▸ DATASET ENTRIES:
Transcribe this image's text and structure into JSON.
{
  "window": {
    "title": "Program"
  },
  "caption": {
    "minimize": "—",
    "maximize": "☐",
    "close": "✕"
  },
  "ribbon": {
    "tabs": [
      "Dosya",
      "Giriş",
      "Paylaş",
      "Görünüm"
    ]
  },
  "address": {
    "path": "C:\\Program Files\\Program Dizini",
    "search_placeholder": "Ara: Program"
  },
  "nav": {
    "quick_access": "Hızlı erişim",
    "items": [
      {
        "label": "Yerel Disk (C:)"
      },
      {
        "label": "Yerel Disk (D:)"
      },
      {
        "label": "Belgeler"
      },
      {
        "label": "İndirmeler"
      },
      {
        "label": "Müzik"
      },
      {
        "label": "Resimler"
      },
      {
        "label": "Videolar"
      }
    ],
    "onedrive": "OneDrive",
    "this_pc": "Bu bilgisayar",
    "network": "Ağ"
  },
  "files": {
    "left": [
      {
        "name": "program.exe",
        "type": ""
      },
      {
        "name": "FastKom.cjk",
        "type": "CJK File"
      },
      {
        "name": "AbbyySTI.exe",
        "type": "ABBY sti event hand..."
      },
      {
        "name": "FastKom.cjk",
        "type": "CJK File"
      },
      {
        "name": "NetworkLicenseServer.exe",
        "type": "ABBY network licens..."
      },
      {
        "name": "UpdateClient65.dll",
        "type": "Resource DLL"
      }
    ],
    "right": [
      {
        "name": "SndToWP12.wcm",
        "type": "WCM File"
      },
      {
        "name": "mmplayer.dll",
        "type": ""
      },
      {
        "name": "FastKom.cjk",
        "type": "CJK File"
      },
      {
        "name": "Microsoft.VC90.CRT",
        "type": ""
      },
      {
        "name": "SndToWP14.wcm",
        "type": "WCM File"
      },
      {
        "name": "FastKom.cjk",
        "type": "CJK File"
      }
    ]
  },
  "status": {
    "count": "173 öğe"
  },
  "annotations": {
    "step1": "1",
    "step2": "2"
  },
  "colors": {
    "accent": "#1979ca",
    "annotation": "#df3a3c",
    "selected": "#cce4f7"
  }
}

▸ TASK PROMPT:
Here, the records must be output exactly and in full.

▸ TASK RESULT:
Transcribe this image's text and structure into JSON.
{
  "window": {
    "title": "Program"
  },
  "caption": {
    "minimize": "—",
    "maximize": "☐",
    "close": "✕"
  },
  "ribbon": {
    "tabs": [
      "Dosya",
      "Giriş",
      "Paylaş",
      "Görünüm"
    ]
  },
  "address": {
    "path": "C:\\Program Files\\Program Dizini",
    "search_placeholder": "Ara: Program"
  },
  "nav": {
    "quick_access": "Hızlı erişim",
    "items": [
      {
        "label": "Yerel Disk (C:)"
      },
      {
        "label": "Yerel Disk (D:)"
      },
      {
        "label": "Belgeler"
      },
      {
        "label": "İndirmeler"
      },
      {
        "label": "Müzik"
      },
      {
        "label": "Resimler"
      },
      {
        "label": "Videolar"
      }
    ],
    "onedrive": "OneDrive",
    "this_pc": "Bu bilgisayar",
    "network": "Ağ"
  },
  "files": {
    "left": [
      {
        "name": "program.exe",
        "type": ""
      },
      {
        "name": "FastKom.cjk",
        "type": "CJK File"
      },
      {
        "name": "AbbyySTI.exe",
        "type": "ABBY sti event hand..."
      },
      {
        "name": "FastKom.cjk",
        "type": "CJK File"
      },
      {
        "name": "NetworkLicenseServer.exe",
        "type": "ABBY network licens..."
      },
      {
        "name": "UpdateClient65.dll",
        "type": "Resource DLL"
      }
    ],
    "right": [
      {
        "name": "SndToWP12.wcm",
        "type": "WCM File"
      },
      {
        "name": "mmplayer.dll",
        "type": ""
      },
      {
        "name": "FastKom.cjk",
        "type": "CJK File"
      },
      {
        "name": "Microsoft.VC90.CRT",
        "type": ""
      },
      {
        "name": "SndToWP14.wcm",
        "type": "WCM File"
      },
      {
        "name": "FastKom.cjk",
        "type": "CJK File"
      }
    ]
  },
  "status": {
    "count": "173 öğe"
  },
  "annotations": {
    "step1": "1",
    "step2": "2"
  },
  "colors": {
    "accent": "#1979ca",
    "annotation": "#df3a3c",
    "selected": "#cce4f7"
  }
}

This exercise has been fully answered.